━━━━━ Data shown ━━━━━

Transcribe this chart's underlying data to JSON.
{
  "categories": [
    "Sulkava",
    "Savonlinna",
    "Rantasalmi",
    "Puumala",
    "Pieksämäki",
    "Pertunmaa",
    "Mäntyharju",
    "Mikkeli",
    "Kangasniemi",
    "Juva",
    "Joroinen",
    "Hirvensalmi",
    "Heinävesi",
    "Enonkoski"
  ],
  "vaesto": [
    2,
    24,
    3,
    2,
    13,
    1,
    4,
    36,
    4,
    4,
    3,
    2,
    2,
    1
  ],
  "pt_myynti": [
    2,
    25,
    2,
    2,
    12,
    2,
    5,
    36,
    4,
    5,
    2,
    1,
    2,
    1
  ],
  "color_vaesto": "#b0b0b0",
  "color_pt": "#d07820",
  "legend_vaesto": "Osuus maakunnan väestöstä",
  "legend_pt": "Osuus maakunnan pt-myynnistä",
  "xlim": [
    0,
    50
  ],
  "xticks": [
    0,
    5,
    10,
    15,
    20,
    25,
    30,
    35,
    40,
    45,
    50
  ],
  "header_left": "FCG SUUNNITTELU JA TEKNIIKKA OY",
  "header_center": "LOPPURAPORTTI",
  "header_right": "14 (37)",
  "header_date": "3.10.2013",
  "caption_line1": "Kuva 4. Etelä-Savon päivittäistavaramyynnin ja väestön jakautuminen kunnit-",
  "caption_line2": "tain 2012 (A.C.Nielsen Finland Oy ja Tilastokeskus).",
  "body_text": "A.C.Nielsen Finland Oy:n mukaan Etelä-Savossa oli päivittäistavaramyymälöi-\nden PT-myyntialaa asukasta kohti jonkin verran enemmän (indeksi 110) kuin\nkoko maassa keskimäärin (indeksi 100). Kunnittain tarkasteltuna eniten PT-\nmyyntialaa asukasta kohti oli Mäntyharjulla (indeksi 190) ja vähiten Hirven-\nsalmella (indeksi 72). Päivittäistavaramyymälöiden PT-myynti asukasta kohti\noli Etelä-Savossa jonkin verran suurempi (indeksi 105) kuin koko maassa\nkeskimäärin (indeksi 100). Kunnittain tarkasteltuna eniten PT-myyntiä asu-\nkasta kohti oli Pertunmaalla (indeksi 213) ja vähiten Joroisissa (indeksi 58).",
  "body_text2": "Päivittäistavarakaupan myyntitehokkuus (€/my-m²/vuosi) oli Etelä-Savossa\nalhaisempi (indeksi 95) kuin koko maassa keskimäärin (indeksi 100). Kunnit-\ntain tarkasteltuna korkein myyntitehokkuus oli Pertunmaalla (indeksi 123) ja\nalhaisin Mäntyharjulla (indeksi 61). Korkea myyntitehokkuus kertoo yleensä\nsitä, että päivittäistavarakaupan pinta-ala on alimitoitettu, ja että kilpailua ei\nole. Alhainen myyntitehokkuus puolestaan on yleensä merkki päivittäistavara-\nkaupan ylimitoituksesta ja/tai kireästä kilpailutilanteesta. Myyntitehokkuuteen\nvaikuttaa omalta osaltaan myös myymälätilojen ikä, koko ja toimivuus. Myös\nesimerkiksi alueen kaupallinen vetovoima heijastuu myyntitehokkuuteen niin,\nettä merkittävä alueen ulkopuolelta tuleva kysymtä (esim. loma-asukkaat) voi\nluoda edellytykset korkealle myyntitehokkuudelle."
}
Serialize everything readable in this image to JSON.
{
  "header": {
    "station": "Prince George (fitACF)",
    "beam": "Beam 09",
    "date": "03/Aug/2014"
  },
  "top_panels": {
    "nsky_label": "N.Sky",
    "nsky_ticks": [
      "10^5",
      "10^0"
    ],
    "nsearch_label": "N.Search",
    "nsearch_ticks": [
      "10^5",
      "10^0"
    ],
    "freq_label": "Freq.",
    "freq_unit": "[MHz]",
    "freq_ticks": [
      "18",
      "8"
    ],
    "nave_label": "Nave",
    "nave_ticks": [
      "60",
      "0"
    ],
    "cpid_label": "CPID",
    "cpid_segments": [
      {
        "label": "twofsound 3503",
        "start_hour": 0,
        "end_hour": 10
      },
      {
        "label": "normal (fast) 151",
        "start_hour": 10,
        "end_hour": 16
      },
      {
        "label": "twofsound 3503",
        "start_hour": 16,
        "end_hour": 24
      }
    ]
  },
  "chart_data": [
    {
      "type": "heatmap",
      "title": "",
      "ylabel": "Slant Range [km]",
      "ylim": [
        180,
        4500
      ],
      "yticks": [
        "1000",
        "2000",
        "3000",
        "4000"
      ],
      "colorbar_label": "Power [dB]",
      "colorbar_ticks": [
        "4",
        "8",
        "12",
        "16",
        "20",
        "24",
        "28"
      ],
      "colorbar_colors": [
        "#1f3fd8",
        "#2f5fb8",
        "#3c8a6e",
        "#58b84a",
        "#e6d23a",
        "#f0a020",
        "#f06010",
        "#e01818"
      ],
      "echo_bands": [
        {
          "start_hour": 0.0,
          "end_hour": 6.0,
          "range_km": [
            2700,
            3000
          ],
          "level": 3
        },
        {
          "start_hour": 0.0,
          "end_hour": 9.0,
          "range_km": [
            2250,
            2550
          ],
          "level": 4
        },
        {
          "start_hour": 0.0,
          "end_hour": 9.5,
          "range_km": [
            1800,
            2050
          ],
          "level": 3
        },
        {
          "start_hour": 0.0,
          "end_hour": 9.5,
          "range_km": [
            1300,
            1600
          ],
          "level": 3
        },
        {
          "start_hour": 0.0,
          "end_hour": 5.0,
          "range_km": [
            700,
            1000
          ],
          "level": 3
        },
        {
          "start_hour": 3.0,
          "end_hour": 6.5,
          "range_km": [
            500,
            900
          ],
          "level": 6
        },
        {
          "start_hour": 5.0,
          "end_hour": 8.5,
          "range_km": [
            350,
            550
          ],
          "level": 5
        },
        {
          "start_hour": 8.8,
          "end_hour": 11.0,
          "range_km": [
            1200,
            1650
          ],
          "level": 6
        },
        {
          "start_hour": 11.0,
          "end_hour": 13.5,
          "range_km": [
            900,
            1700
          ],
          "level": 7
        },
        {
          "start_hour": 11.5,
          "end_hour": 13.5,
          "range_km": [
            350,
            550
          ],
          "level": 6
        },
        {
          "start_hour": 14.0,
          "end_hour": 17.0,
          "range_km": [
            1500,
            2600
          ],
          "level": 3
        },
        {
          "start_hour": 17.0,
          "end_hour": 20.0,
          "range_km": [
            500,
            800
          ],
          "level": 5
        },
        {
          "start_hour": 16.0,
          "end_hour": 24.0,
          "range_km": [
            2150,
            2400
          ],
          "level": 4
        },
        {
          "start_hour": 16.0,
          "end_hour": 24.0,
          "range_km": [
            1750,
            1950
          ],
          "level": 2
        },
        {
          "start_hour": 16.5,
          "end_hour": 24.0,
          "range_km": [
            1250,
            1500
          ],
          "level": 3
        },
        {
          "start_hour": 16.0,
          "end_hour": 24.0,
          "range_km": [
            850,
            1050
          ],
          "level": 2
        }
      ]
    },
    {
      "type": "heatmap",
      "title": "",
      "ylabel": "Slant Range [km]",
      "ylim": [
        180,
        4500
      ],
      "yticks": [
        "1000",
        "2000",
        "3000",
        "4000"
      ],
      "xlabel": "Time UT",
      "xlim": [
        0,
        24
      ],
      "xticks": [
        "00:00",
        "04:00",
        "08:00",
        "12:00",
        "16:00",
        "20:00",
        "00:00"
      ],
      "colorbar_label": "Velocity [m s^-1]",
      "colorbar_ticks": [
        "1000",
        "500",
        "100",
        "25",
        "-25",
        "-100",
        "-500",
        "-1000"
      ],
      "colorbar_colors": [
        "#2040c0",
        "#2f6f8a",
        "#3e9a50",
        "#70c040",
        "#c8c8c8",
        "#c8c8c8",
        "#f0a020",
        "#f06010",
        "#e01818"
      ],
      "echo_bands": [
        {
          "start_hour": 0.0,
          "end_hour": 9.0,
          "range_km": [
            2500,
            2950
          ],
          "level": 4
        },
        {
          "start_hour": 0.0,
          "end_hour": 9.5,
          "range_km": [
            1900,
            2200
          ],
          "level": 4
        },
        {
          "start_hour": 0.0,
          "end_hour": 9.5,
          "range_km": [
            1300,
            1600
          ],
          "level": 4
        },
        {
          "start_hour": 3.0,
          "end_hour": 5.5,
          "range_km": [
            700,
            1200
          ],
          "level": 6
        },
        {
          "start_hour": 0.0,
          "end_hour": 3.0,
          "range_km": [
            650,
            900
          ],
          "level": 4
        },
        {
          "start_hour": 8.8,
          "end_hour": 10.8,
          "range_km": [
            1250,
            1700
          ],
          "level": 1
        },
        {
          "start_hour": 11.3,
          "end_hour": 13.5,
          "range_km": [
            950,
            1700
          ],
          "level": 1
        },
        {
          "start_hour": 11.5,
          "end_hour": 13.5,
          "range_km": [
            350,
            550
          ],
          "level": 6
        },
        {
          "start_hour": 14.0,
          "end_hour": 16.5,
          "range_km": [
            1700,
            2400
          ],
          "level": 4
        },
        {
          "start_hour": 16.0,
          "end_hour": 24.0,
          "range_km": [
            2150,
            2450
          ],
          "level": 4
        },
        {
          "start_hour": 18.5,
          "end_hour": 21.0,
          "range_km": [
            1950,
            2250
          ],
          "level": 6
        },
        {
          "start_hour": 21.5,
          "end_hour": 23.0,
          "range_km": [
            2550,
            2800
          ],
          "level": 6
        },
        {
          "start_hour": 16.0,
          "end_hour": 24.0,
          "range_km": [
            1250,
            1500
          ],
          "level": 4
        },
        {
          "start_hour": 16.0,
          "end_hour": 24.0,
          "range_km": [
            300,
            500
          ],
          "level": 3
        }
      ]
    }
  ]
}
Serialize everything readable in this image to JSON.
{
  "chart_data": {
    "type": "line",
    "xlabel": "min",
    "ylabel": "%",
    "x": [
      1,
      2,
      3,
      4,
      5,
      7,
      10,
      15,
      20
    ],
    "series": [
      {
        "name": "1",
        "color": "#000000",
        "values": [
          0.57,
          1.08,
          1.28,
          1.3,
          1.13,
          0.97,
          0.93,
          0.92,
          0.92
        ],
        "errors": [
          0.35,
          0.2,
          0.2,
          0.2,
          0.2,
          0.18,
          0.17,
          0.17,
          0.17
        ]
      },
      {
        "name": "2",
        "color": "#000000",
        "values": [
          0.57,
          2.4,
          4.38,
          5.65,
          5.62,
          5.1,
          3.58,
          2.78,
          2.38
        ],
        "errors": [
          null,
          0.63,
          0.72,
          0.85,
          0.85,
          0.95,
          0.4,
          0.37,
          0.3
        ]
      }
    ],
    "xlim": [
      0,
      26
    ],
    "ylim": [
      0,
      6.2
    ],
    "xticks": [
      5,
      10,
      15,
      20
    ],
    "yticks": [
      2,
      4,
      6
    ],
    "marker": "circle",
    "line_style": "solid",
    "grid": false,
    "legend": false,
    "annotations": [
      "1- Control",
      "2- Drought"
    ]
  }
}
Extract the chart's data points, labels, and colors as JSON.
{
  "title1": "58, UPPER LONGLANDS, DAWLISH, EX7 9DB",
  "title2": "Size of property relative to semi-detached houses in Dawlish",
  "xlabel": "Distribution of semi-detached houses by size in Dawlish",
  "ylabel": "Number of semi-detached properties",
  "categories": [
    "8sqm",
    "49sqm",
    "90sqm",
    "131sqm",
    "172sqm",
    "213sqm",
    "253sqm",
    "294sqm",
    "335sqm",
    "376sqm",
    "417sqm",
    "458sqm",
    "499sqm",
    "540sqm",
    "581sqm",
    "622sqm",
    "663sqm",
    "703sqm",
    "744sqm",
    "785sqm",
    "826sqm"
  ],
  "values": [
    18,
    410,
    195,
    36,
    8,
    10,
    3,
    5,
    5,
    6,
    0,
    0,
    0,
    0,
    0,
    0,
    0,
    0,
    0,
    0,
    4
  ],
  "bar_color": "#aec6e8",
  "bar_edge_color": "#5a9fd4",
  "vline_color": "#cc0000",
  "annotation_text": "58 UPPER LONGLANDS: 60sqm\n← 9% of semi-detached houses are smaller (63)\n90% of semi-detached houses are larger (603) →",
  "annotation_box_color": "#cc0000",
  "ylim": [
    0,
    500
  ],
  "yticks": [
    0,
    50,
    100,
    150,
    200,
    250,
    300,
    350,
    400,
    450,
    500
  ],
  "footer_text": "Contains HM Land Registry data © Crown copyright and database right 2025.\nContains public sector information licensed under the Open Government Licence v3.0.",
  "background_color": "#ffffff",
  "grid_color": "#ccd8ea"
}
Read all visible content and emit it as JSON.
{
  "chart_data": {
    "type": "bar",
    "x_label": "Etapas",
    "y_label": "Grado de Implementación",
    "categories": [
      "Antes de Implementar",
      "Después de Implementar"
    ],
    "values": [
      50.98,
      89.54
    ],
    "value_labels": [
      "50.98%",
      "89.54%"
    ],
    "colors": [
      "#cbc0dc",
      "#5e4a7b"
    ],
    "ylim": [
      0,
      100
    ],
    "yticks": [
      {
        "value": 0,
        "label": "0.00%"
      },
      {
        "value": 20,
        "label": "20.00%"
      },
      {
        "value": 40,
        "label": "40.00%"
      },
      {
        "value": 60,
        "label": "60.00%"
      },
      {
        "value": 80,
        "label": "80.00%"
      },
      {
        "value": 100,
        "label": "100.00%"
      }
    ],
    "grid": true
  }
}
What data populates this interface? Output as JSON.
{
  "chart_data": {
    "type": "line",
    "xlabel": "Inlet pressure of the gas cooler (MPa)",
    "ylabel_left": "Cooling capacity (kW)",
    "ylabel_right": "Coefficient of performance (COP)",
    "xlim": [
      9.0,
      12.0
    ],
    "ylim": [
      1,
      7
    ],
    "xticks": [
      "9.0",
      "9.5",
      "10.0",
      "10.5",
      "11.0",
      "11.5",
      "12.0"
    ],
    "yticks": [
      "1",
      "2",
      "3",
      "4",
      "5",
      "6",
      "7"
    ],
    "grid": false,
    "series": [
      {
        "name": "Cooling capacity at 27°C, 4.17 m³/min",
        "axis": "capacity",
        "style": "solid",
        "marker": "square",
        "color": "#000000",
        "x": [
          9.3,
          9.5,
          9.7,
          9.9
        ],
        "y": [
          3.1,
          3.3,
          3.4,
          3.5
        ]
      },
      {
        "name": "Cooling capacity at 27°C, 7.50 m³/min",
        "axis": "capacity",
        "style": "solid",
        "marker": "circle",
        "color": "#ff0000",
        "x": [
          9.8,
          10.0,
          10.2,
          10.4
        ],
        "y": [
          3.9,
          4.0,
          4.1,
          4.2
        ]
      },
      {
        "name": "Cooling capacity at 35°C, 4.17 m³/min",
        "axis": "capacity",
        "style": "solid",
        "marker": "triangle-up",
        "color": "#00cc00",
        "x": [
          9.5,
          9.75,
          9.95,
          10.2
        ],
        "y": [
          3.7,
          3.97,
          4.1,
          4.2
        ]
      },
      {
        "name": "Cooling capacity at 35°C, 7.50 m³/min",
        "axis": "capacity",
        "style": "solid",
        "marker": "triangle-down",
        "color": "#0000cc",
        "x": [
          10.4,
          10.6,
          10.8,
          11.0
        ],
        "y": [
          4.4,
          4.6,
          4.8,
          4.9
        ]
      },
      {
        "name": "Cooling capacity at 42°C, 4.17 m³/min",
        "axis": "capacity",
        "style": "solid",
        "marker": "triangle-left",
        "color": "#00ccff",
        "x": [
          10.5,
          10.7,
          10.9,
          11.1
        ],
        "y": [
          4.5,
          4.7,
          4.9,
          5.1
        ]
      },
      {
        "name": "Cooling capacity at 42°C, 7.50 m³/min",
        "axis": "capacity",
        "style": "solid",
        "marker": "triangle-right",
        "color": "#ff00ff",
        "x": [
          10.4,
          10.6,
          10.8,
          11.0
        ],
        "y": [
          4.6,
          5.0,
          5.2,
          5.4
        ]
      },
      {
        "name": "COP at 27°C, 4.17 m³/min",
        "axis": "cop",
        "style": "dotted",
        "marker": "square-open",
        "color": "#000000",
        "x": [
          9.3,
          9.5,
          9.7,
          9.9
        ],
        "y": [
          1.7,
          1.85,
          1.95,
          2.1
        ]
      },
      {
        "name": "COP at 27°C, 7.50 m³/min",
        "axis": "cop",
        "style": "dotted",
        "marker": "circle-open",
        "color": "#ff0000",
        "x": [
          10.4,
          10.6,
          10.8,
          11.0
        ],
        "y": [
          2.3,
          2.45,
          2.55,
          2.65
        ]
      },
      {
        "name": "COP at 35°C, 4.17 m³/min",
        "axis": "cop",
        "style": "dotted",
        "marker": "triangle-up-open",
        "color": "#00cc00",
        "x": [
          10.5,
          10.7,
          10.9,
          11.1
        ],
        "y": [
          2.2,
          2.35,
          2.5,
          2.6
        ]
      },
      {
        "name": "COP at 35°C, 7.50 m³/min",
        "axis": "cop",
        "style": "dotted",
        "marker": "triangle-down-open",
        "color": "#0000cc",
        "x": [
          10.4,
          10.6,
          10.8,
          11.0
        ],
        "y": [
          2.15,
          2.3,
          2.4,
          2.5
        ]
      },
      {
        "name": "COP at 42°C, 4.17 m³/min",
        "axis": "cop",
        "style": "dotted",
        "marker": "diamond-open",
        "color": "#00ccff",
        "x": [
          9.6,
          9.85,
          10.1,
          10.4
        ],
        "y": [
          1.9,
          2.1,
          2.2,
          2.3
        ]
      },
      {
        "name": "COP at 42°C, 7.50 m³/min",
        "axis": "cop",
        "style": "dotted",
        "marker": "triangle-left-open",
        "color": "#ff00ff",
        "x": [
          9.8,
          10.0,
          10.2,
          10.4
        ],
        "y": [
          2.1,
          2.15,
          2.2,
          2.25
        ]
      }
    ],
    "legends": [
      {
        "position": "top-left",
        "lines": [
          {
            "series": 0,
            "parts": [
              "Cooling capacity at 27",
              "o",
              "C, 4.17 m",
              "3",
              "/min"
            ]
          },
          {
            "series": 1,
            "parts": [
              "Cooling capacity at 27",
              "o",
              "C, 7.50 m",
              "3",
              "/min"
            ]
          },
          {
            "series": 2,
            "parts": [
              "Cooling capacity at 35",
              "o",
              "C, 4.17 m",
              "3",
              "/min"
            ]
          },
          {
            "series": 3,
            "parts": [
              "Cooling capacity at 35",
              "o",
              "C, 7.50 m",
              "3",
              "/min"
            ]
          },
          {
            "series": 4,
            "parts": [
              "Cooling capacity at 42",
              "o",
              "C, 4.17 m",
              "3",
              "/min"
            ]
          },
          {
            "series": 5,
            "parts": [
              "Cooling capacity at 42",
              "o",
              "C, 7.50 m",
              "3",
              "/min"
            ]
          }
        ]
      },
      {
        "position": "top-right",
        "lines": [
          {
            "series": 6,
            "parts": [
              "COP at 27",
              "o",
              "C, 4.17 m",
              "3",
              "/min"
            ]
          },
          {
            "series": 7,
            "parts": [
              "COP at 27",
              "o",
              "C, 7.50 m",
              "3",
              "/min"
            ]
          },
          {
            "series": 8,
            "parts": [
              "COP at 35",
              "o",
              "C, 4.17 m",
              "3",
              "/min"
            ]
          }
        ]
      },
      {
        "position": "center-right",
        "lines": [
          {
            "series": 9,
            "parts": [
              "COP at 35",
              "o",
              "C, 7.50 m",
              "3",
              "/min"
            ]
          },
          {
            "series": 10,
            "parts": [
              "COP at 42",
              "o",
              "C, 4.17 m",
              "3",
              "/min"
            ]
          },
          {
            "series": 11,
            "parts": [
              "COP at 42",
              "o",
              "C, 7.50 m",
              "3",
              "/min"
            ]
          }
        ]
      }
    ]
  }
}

━━━━━

Written instruction
Say how many lines in the records contain the string "this", and say nothing else.

Exercise result
4